**Given problem:** Images are excluded; otherwise, output every record exactly.

* start Material for this task *

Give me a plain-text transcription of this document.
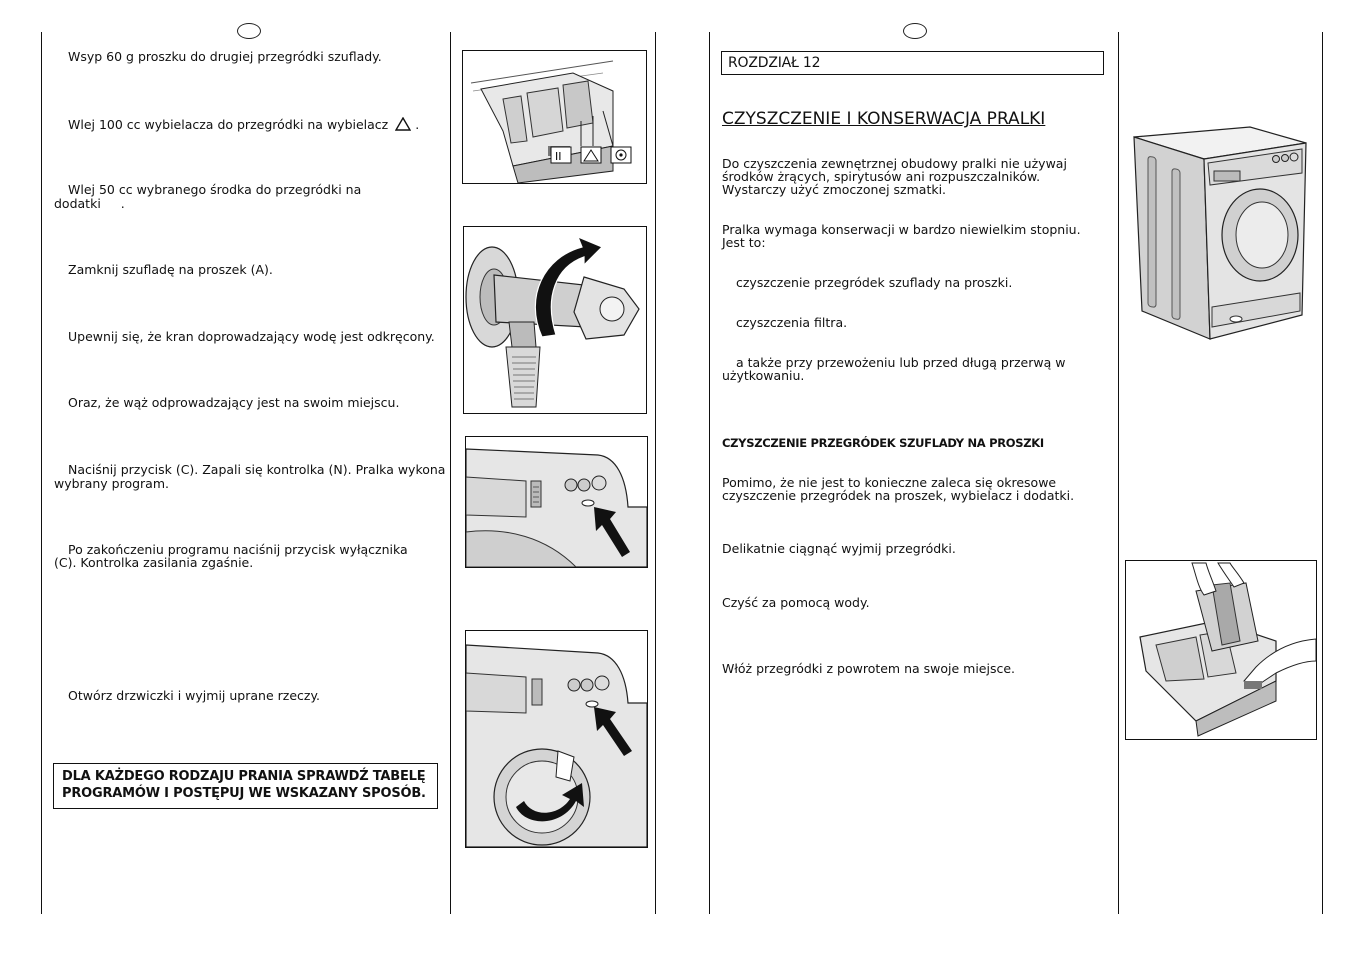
Wsyp 60 g proszku do drugiej przegródki szuflady.
Wlej 100 cc wybielacza do przegródki na wybielacz  .
Wlej 50 cc wybranego środka do przegródki na
dodatki .
Zamknij szufladę na proszek (A).
Upewnij się, że kran doprowadzający wodę jest odkręcony.
Oraz, że wąż odprowadzający jest na swoim miejscu.
Naciśnij przycisk (C). Zapali się kontrolka (N). Pralka wykona
wybrany program.
Po zakończeniu programu naciśnij przycisk wyłącznika
(C). Kontrolka zasilania zgaśnie.
Otwórz drzwiczki i wyjmij uprane rzeczy.
DLA KAŻDEGO RODZAJU PRANIA SPRAWDŹ TABELĘ
PROGRAMÓW I POSTĘPUJ WE WSKAZANY SPOSÓB.
II
ROZDZIAŁ 12
CZYSZCZENIE I KONSERWACJA PRALKI
Do czyszczenia zewnętrznej obudowy pralki nie używaj
środków żrących, spirytusów ani rozpuszczalników.
Wystarczy użyć zmoczonej szmatki.
Pralka wymaga konserwacji w bardzo niewielkim stopniu.
Jest to:
czyszczenie przegródek szuflady na proszki.
czyszczenia filtra.
a także przy przewożeniu lub przed długą przerwą w
użytkowaniu.
CZYSZCZENIE PRZEGRÓDEK SZUFLADY NA PROSZKI
Pomimo, że nie jest to konieczne zaleca się okresowe
czyszczenie przegródek na proszek, wybielacz i dodatki.
Delikatnie ciągnąć wyjmij przegródki.
Czyść za pomocą wody.
Włóż przegródki z powrotem na swoje miejsce.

* end Material for this task *

**Final result:**
Give me a plain-text transcription of this document.
Wsyp 60 g proszku do drugiej przegródki szuflady.
Wlej 100 cc wybielacza do przegródki na wybielacz  .
Wlej 50 cc wybranego środka do przegródki na
dodatki .
Zamknij szufladę na proszek (A).
Upewnij się, że kran doprowadzający wodę jest odkręcony.
Oraz, że wąż odprowadzający jest na swoim miejscu.
Naciśnij przycisk (C). Zapali się kontrolka (N). Pralka wykona
wybrany program.
Po zakończeniu programu naciśnij przycisk wyłącznika
(C). Kontrolka zasilania zgaśnie.
Otwórz drzwiczki i wyjmij uprane rzeczy.
DLA KAŻDEGO RODZAJU PRANIA SPRAWDŹ TABELĘ
PROGRAMÓW I POSTĘPUJ WE WSKAZANY SPOSÓB.
II
ROZDZIAŁ 12
CZYSZCZENIE I KONSERWACJA PRALKI
Do czyszczenia zewnętrznej obudowy pralki nie używaj
środków żrących, spirytusów ani rozpuszczalników.
Wystarczy użyć zmoczonej szmatki.
Pralka wymaga konserwacji w bardzo niewielkim stopniu.
Jest to:
czyszczenie przegródek szuflady na proszki.
czyszczenia filtra.
a także przy przewożeniu lub przed długą przerwą w
użytkowaniu.
CZYSZCZENIE PRZEGRÓDEK SZUFLADY NA PROSZKI
Pomimo, że nie jest to konieczne zaleca się okresowe
czyszczenie przegródek na proszek, wybielacz i dodatki.
Delikatnie ciągnąć wyjmij przegródki.
Czyść za pomocą wody.
Włóż przegródki z powrotem na swoje miejsce.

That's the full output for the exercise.